Start of INPUT ROWS

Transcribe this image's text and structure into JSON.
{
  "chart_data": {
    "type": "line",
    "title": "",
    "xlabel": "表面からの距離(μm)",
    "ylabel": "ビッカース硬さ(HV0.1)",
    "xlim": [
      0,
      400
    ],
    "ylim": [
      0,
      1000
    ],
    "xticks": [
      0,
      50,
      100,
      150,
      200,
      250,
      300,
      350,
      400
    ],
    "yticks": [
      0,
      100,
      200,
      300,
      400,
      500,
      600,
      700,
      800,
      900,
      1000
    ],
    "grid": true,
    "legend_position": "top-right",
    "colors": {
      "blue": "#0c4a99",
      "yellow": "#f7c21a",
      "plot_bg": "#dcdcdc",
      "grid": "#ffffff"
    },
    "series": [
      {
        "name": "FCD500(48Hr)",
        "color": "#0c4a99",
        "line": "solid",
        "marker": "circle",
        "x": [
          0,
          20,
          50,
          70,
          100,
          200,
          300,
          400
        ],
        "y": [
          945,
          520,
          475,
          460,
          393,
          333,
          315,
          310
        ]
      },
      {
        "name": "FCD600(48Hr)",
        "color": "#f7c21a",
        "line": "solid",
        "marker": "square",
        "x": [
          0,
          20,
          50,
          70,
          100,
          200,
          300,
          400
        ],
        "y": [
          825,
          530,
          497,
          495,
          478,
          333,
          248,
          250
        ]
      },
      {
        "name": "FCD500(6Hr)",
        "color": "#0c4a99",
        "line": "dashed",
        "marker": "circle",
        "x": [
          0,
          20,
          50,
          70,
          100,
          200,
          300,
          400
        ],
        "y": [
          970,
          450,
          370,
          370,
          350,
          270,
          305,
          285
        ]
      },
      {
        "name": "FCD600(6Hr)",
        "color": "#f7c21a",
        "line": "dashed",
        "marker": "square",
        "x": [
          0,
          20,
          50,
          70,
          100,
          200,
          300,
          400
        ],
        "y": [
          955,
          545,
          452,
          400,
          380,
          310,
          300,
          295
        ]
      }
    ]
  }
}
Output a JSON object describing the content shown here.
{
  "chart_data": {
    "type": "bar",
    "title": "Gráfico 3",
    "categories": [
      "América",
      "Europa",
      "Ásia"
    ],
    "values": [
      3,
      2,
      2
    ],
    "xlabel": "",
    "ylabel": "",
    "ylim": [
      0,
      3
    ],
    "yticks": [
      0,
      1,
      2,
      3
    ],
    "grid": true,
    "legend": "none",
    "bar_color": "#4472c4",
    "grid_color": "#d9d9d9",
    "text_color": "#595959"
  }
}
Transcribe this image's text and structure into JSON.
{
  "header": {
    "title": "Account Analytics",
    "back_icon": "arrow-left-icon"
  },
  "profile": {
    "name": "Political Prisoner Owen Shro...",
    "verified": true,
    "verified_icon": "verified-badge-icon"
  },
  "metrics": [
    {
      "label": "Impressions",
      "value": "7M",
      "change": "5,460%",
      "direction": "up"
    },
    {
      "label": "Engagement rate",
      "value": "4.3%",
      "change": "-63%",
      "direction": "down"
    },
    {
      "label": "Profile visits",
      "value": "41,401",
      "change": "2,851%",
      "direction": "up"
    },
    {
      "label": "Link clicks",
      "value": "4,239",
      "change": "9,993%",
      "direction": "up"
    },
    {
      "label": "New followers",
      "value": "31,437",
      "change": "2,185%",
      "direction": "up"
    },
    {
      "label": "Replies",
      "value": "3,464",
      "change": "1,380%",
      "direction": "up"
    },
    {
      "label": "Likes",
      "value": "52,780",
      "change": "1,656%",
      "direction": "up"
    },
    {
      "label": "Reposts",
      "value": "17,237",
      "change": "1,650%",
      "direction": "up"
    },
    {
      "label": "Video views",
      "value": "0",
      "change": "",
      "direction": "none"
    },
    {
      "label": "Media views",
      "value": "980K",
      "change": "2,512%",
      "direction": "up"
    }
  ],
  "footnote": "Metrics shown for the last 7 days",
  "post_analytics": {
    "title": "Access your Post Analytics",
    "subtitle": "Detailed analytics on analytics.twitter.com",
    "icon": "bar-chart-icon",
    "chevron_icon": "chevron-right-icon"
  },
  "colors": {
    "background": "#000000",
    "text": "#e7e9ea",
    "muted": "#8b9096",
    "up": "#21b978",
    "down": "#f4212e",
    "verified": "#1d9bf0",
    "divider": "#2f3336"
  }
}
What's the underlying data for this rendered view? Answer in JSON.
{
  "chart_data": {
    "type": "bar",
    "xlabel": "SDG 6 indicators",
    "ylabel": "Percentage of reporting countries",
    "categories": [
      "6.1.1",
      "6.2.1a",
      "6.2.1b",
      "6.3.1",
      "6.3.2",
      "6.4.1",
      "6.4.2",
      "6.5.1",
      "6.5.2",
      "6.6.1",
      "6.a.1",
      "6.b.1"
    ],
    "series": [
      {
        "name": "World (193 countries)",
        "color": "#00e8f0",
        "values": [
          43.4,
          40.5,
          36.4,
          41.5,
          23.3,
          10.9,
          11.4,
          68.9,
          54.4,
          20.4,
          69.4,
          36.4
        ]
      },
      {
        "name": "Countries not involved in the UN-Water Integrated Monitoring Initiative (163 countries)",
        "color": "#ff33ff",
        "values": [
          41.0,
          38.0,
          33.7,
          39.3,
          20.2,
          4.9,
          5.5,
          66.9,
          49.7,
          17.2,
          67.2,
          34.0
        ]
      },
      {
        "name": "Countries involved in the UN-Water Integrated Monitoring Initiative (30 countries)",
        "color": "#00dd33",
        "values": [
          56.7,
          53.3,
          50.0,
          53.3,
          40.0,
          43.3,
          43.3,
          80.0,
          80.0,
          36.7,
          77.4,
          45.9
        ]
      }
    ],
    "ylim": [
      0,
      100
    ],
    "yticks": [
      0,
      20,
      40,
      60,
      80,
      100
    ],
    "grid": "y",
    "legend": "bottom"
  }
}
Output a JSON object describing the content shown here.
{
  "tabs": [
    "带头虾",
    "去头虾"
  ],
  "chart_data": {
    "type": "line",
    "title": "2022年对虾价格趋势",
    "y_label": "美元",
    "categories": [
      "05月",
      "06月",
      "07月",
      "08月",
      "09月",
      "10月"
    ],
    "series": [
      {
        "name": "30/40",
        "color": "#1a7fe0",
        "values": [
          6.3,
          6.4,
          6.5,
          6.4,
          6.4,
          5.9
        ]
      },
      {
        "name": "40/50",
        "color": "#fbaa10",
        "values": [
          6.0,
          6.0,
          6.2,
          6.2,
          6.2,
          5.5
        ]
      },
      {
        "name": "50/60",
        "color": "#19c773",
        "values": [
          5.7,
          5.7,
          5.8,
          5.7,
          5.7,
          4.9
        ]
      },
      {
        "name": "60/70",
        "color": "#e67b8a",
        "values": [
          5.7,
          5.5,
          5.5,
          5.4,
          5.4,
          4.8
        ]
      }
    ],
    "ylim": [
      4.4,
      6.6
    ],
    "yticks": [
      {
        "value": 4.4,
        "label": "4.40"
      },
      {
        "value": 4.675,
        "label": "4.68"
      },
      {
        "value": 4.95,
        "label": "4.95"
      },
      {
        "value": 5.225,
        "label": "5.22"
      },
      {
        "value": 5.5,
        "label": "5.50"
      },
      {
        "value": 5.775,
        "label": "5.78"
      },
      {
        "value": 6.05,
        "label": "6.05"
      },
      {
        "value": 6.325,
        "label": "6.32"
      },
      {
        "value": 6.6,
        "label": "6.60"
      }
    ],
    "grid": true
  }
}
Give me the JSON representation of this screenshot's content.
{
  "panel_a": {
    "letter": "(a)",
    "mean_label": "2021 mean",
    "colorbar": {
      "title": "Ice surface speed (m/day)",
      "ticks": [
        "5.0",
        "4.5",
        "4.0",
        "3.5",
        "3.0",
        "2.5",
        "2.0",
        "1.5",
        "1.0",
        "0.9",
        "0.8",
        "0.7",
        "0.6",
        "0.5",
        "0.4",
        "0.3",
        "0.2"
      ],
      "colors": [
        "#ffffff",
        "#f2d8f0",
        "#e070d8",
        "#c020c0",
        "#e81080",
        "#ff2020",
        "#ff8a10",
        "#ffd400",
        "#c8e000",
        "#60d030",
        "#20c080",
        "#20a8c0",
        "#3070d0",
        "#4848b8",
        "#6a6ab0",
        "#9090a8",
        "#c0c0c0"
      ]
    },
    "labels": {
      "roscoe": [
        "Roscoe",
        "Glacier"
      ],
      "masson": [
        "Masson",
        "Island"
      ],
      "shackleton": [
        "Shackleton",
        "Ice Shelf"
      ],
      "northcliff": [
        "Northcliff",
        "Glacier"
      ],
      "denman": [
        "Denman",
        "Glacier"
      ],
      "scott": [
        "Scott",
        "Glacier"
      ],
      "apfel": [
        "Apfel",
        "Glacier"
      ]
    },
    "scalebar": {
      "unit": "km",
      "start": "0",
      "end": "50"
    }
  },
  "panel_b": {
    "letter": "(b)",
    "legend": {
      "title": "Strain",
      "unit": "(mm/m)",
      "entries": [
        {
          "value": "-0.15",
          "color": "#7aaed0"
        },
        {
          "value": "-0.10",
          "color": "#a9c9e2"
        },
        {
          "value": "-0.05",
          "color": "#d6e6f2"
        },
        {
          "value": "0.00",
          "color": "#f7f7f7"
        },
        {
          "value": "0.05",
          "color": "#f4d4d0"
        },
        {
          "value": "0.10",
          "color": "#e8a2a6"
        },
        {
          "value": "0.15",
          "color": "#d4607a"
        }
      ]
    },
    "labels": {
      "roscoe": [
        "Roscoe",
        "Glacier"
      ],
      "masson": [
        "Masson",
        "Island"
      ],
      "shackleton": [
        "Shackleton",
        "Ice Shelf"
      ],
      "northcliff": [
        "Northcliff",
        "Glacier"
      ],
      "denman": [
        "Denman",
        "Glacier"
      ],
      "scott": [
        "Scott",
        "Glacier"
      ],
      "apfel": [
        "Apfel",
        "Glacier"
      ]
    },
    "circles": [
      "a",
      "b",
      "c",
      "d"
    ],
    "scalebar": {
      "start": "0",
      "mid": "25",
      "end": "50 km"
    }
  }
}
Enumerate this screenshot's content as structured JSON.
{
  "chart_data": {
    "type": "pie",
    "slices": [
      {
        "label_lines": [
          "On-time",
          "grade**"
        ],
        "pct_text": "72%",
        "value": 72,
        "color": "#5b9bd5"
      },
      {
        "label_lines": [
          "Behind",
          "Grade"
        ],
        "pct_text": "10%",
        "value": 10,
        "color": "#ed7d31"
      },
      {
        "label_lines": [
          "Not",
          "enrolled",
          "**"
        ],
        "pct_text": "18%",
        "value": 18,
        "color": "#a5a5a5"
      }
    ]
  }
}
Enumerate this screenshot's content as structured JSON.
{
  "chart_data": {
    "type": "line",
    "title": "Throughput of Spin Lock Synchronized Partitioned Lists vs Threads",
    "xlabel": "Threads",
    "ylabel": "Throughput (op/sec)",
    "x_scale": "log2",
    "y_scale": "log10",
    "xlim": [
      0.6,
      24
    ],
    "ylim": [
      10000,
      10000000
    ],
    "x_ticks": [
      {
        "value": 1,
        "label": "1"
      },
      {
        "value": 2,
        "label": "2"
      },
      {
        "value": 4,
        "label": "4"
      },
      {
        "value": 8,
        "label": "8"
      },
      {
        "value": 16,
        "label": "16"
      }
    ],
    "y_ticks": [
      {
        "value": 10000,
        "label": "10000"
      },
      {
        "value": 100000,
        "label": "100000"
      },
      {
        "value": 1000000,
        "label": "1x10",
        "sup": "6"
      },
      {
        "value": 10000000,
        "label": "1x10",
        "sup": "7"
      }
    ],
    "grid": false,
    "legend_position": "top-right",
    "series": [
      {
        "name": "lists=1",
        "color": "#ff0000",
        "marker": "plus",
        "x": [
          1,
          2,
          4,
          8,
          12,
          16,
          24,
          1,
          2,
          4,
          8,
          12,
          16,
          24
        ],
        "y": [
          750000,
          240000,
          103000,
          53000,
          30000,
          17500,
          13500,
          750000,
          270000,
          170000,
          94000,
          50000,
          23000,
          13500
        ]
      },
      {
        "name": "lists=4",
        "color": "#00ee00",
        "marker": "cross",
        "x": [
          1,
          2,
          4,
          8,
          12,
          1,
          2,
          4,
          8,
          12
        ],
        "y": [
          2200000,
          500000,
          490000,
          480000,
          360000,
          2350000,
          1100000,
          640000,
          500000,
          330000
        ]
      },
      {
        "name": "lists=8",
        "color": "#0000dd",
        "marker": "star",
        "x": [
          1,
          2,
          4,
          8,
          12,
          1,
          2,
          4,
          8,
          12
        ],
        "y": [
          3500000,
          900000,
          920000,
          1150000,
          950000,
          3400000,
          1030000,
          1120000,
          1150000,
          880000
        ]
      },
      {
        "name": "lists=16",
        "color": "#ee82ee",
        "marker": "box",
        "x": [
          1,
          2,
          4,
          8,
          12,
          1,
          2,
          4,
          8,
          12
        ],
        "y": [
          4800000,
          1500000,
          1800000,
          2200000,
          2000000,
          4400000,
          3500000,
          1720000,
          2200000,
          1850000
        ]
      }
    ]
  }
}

End of INPUT ROWS

_DESCRIPTION OF THE TASK:_
In the material above, find the lines that contain "marker" and show them.

_OUTPUT OF THE TASK:_
        "marker": "circle",
        "marker": "square",
        "marker": "circle",
        "marker": "square",
        "marker": "plus",
        "marker": "cross",
        "marker": "star",
        "marker": "box",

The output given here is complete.